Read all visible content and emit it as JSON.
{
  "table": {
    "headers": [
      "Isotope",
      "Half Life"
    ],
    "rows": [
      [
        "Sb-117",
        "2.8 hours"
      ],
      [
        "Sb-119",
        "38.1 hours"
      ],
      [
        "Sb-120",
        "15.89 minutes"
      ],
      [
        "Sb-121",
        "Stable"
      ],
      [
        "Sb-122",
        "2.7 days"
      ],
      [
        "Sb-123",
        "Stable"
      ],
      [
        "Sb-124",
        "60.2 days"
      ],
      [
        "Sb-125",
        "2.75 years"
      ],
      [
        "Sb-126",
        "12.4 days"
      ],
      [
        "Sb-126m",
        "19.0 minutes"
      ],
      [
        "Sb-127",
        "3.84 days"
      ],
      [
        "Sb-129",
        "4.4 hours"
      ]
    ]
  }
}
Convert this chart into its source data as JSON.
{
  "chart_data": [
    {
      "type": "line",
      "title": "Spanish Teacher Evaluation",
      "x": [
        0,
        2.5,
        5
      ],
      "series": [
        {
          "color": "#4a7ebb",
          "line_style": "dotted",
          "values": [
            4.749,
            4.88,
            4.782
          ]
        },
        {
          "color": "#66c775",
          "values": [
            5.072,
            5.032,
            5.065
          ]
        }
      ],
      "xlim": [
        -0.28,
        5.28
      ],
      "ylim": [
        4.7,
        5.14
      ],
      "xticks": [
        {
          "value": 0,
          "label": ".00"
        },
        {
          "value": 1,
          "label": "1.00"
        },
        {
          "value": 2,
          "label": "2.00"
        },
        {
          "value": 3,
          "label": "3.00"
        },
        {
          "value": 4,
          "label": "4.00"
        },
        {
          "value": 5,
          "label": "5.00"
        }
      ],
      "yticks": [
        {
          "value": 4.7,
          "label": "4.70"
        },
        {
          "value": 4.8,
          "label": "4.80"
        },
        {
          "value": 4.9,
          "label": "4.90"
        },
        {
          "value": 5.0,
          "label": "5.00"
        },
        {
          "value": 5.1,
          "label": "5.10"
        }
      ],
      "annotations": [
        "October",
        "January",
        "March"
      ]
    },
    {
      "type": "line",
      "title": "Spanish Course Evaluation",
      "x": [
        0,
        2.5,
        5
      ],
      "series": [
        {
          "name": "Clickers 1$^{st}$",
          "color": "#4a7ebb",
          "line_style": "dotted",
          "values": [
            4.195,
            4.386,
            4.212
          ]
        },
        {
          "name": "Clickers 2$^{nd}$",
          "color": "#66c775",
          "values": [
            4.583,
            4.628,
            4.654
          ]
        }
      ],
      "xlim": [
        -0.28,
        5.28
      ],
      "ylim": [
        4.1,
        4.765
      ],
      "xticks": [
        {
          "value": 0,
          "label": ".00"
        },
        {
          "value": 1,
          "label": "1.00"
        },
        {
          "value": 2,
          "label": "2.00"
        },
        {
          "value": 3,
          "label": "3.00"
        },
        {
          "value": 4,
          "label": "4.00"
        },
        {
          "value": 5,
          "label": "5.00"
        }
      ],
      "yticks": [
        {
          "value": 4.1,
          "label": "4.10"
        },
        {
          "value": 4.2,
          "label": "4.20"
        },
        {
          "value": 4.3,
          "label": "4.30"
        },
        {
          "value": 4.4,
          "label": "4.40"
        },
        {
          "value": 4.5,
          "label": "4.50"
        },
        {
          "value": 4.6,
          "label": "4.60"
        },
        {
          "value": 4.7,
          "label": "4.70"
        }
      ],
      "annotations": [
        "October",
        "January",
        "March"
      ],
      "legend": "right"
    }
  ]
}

### Goal
All of the material must be reproduced exactly.

### Completed exercise
Read all visible content and emit it as JSON.
{
  "table": {
    "headers": [
      "Isotope",
      "Half Life"
    ],
    "rows": [
      [
        "Sb-117",
        "2.8 hours"
      ],
      [
        "Sb-119",
        "38.1 hours"
      ],
      [
        "Sb-120",
        "15.89 minutes"
      ],
      [
        "Sb-121",
        "Stable"
      ],
      [
        "Sb-122",
        "2.7 days"
      ],
      [
        "Sb-123",
        "Stable"
      ],
      [
        "Sb-124",
        "60.2 days"
      ],
      [
        "Sb-125",
        "2.75 years"
      ],
      [
        "Sb-126",
        "12.4 days"
      ],
      [
        "Sb-126m",
        "19.0 minutes"
      ],
      [
        "Sb-127",
        "3.84 days"
      ],
      [
        "Sb-129",
        "4.4 hours"
      ]
    ]
  }
}
Convert this chart into its source data as JSON.
{
  "chart_data": [
    {
      "type": "line",
      "title": "Spanish Teacher Evaluation",
      "x": [
        0,
        2.5,
        5
      ],
      "series": [
        {
          "color": "#4a7ebb",
          "line_style": "dotted",
          "values": [
            4.749,
            4.88,
            4.782
          ]
        },
        {
          "color": "#66c775",
          "values": [
            5.072,
            5.032,
            5.065
          ]
        }
      ],
      "xlim": [
        -0.28,
        5.28
      ],
      "ylim": [
        4.7,
        5.14
      ],
      "xticks": [
        {
          "value": 0,
          "label": ".00"
        },
        {
          "value": 1,
          "label": "1.00"
        },
        {
          "value": 2,
          "label": "2.00"
        },
        {
          "value": 3,
          "label": "3.00"
        },
        {
          "value": 4,
          "label": "4.00"
        },
        {
          "value": 5,
          "label": "5.00"
        }
      ],
      "yticks": [
        {
          "value": 4.7,
          "label": "4.70"
        },
        {
          "value": 4.8,
          "label": "4.80"
        },
        {
          "value": 4.9,
          "label": "4.90"
        },
        {
          "value": 5.0,
          "label": "5.00"
        },
        {
          "value": 5.1,
          "label": "5.10"
        }
      ],
      "annotations": [
        "October",
        "January",
        "March"
      ]
    },
    {
      "type": "line",
      "title": "Spanish Course Evaluation",
      "x": [
        0,
        2.5,
        5
      ],
      "series": [
        {
          "name": "Clickers 1$^{st}$",
          "color": "#4a7ebb",
          "line_style": "dotted",
          "values": [
            4.195,
            4.386,
            4.212
          ]
        },
        {
          "name": "Clickers 2$^{nd}$",
          "color": "#66c775",
          "values": [
            4.583,
            4.628,
            4.654
          ]
        }
      ],
      "xlim": [
        -0.28,
        5.28
      ],
      "ylim": [
        4.1,
        4.765
      ],
      "xticks": [
        {
          "value": 0,
          "label": ".00"
        },
        {
          "value": 1,
          "label": "1.00"
        },
        {
          "value": 2,
          "label": "2.00"
        },
        {
          "value": 3,
          "label": "3.00"
        },
        {
          "value": 4,
          "label": "4.00"
        },
        {
          "value": 5,
          "label": "5.00"
        }
      ],
      "yticks": [
        {
          "value": 4.1,
          "label": "4.10"
        },
        {
          "value": 4.2,
          "label": "4.20"
        },
        {
          "value": 4.3,
          "label": "4.30"
        },
        {
          "value": 4.4,
          "label": "4.40"
        },
        {
          "value": 4.5,
          "label": "4.50"
        },
        {
          "value": 4.6,
          "label": "4.60"
        },
        {
          "value": 4.7,
          "label": "4.70"
        }
      ],
      "annotations": [
        "October",
        "January",
        "March"
      ],
      "legend": "right"
    }
  ]
}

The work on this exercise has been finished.